# start of The input

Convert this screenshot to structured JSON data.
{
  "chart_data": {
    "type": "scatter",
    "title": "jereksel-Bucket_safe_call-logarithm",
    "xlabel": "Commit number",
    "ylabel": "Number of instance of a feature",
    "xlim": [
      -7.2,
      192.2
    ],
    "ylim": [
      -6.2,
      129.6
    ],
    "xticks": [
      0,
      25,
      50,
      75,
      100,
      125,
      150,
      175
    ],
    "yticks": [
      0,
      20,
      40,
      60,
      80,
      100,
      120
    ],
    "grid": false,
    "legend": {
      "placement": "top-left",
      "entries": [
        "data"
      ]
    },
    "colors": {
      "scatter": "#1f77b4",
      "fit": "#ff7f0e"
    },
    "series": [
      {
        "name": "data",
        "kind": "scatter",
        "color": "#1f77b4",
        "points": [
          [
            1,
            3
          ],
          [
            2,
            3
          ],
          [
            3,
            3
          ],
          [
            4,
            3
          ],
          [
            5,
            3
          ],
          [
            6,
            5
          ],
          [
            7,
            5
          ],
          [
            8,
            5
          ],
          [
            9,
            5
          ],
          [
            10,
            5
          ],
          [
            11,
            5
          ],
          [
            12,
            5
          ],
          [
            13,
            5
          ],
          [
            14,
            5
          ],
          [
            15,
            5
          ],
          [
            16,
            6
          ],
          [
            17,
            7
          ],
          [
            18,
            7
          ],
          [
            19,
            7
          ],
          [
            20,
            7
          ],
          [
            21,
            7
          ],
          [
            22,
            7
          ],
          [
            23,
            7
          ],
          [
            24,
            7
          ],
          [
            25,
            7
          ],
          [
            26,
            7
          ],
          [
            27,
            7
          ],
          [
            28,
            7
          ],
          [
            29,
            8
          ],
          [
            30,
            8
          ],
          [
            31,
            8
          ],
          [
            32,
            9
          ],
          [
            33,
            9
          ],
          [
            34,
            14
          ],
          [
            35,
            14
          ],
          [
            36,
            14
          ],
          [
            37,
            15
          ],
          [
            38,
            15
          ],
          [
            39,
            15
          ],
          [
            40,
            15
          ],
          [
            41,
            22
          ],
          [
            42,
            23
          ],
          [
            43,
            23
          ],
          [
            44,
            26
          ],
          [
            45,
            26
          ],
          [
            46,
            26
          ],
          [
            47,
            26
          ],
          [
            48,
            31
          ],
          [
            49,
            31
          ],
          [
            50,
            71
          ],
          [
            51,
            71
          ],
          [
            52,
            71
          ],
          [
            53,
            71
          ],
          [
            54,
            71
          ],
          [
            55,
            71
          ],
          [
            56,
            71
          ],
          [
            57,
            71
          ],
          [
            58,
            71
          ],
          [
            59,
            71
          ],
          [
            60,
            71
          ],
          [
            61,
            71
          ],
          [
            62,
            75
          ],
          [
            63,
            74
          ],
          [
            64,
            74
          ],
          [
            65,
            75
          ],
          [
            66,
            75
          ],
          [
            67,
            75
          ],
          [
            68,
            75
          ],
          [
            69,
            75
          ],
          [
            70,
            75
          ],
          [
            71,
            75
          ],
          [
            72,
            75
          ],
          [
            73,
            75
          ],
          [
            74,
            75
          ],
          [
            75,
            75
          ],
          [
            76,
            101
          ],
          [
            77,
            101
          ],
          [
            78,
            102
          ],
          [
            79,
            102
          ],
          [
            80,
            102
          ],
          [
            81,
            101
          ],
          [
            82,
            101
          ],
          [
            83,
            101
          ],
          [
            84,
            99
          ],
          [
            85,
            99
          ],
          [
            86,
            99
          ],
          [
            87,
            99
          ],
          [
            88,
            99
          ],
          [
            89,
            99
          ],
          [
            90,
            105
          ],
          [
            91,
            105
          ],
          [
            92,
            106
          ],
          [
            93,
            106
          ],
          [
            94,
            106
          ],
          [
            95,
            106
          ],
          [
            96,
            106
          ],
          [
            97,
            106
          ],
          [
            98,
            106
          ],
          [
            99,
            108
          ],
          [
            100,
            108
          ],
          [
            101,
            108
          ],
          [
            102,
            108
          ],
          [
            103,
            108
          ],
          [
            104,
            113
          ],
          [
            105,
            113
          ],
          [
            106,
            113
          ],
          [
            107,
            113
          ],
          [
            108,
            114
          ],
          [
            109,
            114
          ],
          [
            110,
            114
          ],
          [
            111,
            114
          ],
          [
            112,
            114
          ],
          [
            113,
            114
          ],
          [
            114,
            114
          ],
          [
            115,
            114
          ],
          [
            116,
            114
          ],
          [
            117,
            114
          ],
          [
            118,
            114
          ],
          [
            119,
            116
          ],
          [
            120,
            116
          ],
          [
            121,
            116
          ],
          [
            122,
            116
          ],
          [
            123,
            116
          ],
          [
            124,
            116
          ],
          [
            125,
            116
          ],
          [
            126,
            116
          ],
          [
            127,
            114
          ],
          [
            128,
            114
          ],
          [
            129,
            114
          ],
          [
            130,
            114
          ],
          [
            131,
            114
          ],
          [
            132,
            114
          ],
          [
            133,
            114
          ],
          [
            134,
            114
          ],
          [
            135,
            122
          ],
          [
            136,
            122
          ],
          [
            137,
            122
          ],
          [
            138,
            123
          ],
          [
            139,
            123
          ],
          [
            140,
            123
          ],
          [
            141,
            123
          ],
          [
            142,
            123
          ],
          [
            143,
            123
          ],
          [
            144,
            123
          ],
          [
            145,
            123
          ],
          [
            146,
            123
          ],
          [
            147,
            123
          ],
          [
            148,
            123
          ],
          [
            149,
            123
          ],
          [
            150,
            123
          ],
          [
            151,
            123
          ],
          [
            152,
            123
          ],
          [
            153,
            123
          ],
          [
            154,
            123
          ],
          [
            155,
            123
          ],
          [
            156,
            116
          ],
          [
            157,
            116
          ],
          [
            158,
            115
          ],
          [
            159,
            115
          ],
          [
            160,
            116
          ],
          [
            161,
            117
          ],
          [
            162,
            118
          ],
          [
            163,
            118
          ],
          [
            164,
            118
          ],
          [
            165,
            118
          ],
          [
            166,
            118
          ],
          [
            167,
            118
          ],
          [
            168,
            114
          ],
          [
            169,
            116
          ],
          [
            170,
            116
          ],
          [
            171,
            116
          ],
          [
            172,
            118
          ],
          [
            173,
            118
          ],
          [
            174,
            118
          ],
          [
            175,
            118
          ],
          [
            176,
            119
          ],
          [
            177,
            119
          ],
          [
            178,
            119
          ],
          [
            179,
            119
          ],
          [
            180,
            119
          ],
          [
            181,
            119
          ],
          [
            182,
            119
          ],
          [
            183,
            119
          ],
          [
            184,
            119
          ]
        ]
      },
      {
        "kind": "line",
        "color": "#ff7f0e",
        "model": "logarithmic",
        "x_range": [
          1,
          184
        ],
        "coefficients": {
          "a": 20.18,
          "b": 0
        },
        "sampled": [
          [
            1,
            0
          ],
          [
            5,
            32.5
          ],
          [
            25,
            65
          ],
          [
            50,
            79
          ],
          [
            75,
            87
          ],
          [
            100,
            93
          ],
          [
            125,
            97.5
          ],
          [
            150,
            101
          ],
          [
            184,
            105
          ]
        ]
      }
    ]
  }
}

# end of The input

Short task: Repeat each record in full; every line must match exactly.

Expected answer:
Convert this screenshot to structured JSON data.
{
  "chart_data": {
    "type": "scatter",
    "title": "jereksel-Bucket_safe_call-logarithm",
    "xlabel": "Commit number",
    "ylabel": "Number of instance of a feature",
    "xlim": [
      -7.2,
      192.2
    ],
    "ylim": [
      -6.2,
      129.6
    ],
    "xticks": [
      0,
      25,
      50,
      75,
      100,
      125,
      150,
      175
    ],
    "yticks": [
      0,
      20,
      40,
      60,
      80,
      100,
      120
    ],
    "grid": false,
    "legend": {
      "placement": "top-left",
      "entries": [
        "data"
      ]
    },
    "colors": {
      "scatter": "#1f77b4",
      "fit": "#ff7f0e"
    },
    "series": [
      {
        "name": "data",
        "kind": "scatter",
        "color": "#1f77b4",
        "points": [
          [
            1,
            3
          ],
          [
            2,
            3
          ],
          [
            3,
            3
          ],
          [
            4,
            3
          ],
          [
            5,
            3
          ],
          [
            6,
            5
          ],
          [
            7,
            5
          ],
          [
            8,
            5
          ],
          [
            9,
            5
          ],
          [
            10,
            5
          ],
          [
            11,
            5
          ],
          [
            12,
            5
          ],
          [
            13,
            5
          ],
          [
            14,
            5
          ],
          [
            15,
            5
          ],
          [
            16,
            6
          ],
          [
            17,
            7
          ],
          [
            18,
            7
          ],
          [
            19,
            7
          ],
          [
            20,
            7
          ],
          [
            21,
            7
          ],
          [
            22,
            7
          ],
          [
            23,
            7
          ],
          [
            24,
            7
          ],
          [
            25,
            7
          ],
          [
            26,
            7
          ],
          [
            27,
            7
          ],
          [
            28,
            7
          ],
          [
            29,
            8
          ],
          [
            30,
            8
          ],
          [
            31,
            8
          ],
          [
            32,
            9
          ],
          [
            33,
            9
          ],
          [
            34,
            14
          ],
          [
            35,
            14
          ],
          [
            36,
            14
          ],
          [
            37,
            15
          ],
          [
            38,
            15
          ],
          [
            39,
            15
          ],
          [
            40,
            15
          ],
          [
            41,
            22
          ],
          [
            42,
            23
          ],
          [
            43,
            23
          ],
          [
            44,
            26
          ],
          [
            45,
            26
          ],
          [
            46,
            26
          ],
          [
            47,
            26
          ],
          [
            48,
            31
          ],
          [
            49,
            31
          ],
          [
            50,
            71
          ],
          [
            51,
            71
          ],
          [
            52,
            71
          ],
          [
            53,
            71
          ],
          [
            54,
            71
          ],
          [
            55,
            71
          ],
          [
            56,
            71
          ],
          [
            57,
            71
          ],
          [
            58,
            71
          ],
          [
            59,
            71
          ],
          [
            60,
            71
          ],
          [
            61,
            71
          ],
          [
            62,
            75
          ],
          [
            63,
            74
          ],
          [
            64,
            74
          ],
          [
            65,
            75
          ],
          [
            66,
            75
          ],
          [
            67,
            75
          ],
          [
            68,
            75
          ],
          [
            69,
            75
          ],
          [
            70,
            75
          ],
          [
            71,
            75
          ],
          [
            72,
            75
          ],
          [
            73,
            75
          ],
          [
            74,
            75
          ],
          [
            75,
            75
          ],
          [
            76,
            101
          ],
          [
            77,
            101
          ],
          [
            78,
            102
          ],
          [
            79,
            102
          ],
          [
            80,
            102
          ],
          [
            81,
            101
          ],
          [
            82,
            101
          ],
          [
            83,
            101
          ],
          [
            84,
            99
          ],
          [
            85,
            99
          ],
          [
            86,
            99
          ],
          [
            87,
            99
          ],
          [
            88,
            99
          ],
          [
            89,
            99
          ],
          [
            90,
            105
          ],
          [
            91,
            105
          ],
          [
            92,
            106
          ],
          [
            93,
            106
          ],
          [
            94,
            106
          ],
          [
            95,
            106
          ],
          [
            96,
            106
          ],
          [
            97,
            106
          ],
          [
            98,
            106
          ],
          [
            99,
            108
          ],
          [
            100,
            108
          ],
          [
            101,
            108
          ],
          [
            102,
            108
          ],
          [
            103,
            108
          ],
          [
            104,
            113
          ],
          [
            105,
            113
          ],
          [
            106,
            113
          ],
          [
            107,
            113
          ],
          [
            108,
            114
          ],
          [
            109,
            114
          ],
          [
            110,
            114
          ],
          [
            111,
            114
          ],
          [
            112,
            114
          ],
          [
            113,
            114
          ],
          [
            114,
            114
          ],
          [
            115,
            114
          ],
          [
            116,
            114
          ],
          [
            117,
            114
          ],
          [
            118,
            114
          ],
          [
            119,
            116
          ],
          [
            120,
            116
          ],
          [
            121,
            116
          ],
          [
            122,
            116
          ],
          [
            123,
            116
          ],
          [
            124,
            116
          ],
          [
            125,
            116
          ],
          [
            126,
            116
          ],
          [
            127,
            114
          ],
          [
            128,
            114
          ],
          [
            129,
            114
          ],
          [
            130,
            114
          ],
          [
            131,
            114
          ],
          [
            132,
            114
          ],
          [
            133,
            114
          ],
          [
            134,
            114
          ],
          [
            135,
            122
          ],
          [
            136,
            122
          ],
          [
            137,
            122
          ],
          [
            138,
            123
          ],
          [
            139,
            123
          ],
          [
            140,
            123
          ],
          [
            141,
            123
          ],
          [
            142,
            123
          ],
          [
            143,
            123
          ],
          [
            144,
            123
          ],
          [
            145,
            123
          ],
          [
            146,
            123
          ],
          [
            147,
            123
          ],
          [
            148,
            123
          ],
          [
            149,
            123
          ],
          [
            150,
            123
          ],
          [
            151,
            123
          ],
          [
            152,
            123
          ],
          [
            153,
            123
          ],
          [
            154,
            123
          ],
          [
            155,
            123
          ],
          [
            156,
            116
          ],
          [
            157,
            116
          ],
          [
            158,
            115
          ],
          [
            159,
            115
          ],
          [
            160,
            116
          ],
          [
            161,
            117
          ],
          [
            162,
            118
          ],
          [
            163,
            118
          ],
          [
            164,
            118
          ],
          [
            165,
            118
          ],
          [
            166,
            118
          ],
          [
            167,
            118
          ],
          [
            168,
            114
          ],
          [
            169,
            116
          ],
          [
            170,
            116
          ],
          [
            171,
            116
          ],
          [
            172,
            118
          ],
          [
            173,
            118
          ],
          [
            174,
            118
          ],
          [
            175,
            118
          ],
          [
            176,
            119
          ],
          [
            177,
            119
          ],
          [
            178,
            119
          ],
          [
            179,
            119
          ],
          [
            180,
            119
          ],
          [
            181,
            119
          ],
          [
            182,
            119
          ],
          [
            183,
            119
          ],
          [
            184,
            119
          ]
        ]
      },
      {
        "kind": "line",
        "color": "#ff7f0e",
        "model": "logarithmic",
        "x_range": [
          1,
          184
        ],
        "coefficients": {
          "a": 20.18,
          "b": 0
        },
        "sampled": [
          [
            1,
            0
          ],
          [
            5,
            32.5
          ],
          [
            25,
            65
          ],
          [
            50,
            79
          ],
          [
            75,
            87
          ],
          [
            100,
            93
          ],
          [
            125,
            97.5
          ],
          [
            150,
            101
          ],
          [
            184,
            105
          ]
        ]
      }
    ]
  }
}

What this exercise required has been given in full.